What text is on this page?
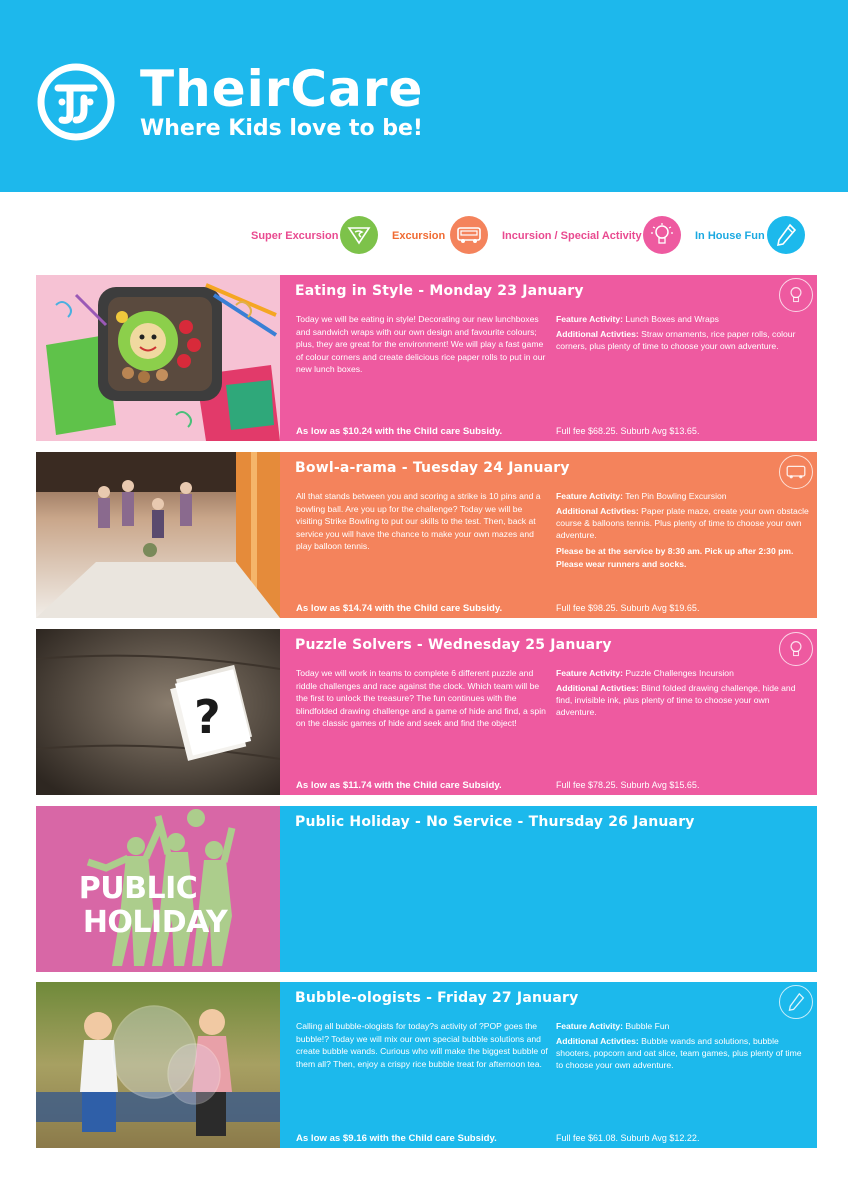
TheirCare
Where Kids love to be!
Super Excursion	Excursion	Incursion / Special Activity	In House Fun
Eating in Style - Monday 23 January
Today we will be eating in style! Decorating our new lunchboxes and sandwich wraps with our own design and favourite colours; plus, they are great for the environment! We will play a fast game of colour corners and create delicious rice paper rolls to put in our new lunch boxes.

Feature Activity: Lunch Boxes and Wraps

Additional Activties: Straw ornaments, rice paper rolls, colour corners, plus plenty of time to choose your own adventure.

As low as $10.24 with the Child care Subsidy.	Full fee $68.25. Suburb Avg $13.65.
Bowl-a-rama - Tuesday 24 January
All that stands between you and scoring a strike is 10 pins and a bowling ball. Are you up for the challenge? Today we will be visiting Strike Bowling to put our skills to the test. Then, back at service you will have the chance to make your own mazes and play balloon tennis.

Feature Activity: Ten Pin Bowling Excursion

Additional Activties: Paper plate maze, create your own obstacle course & balloons tennis. Plus plenty of time to choose your own adventure.

Please be at the service by 8:30 am. Pick up after 2:30 pm. Please wear runners and socks.

As low as $14.74 with the Child care Subsidy.	Full fee $98.25. Suburb Avg $19.65.
?
Puzzle Solvers - Wednesday 25 January
Today we will work in teams to complete 6 different puzzle and riddle challenges and race against the clock. Which team will be the first to unlock the treasure? The fun continues with the blindfolded drawing challenge and a game of hide and find, a spin on the classic games of hide and seek and find the object!

Feature Activity: Puzzle Challenges Incursion

Additional Activties: Blind folded drawing challenge, hide and find, invisible ink, plus plenty of time to choose your own adventure.

As low as $11.74 with the Child care Subsidy.	Full fee $78.25. Suburb Avg $15.65.
PUBLIC
HOLIDAY
Public Holiday - No Service - Thursday 26 January
Bubble-ologists - Friday 27 January
Calling all bubble-ologists for today?s activity of ?POP goes the bubble!? Today we will mix our own special bubble solutions and create bubble wands. Curious who will make the biggest bubble of them all? Then, enjoy a crispy rice bubble treat for afternoon tea.

Feature Activity: Bubble Fun

Additional Activties: Bubble wands and solutions, bubble shooters, popcorn and oat slice, team games, plus plenty of time to choose your own adventure.

As low as $9.16 with the Child care Subsidy.	Full fee $61.08. Suburb Avg $12.22.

EXERCISE DESCRIPTION - Tally the lines in the listing that hold "with" and report the number alone.

OUTPUT FOR THIS TASK - 6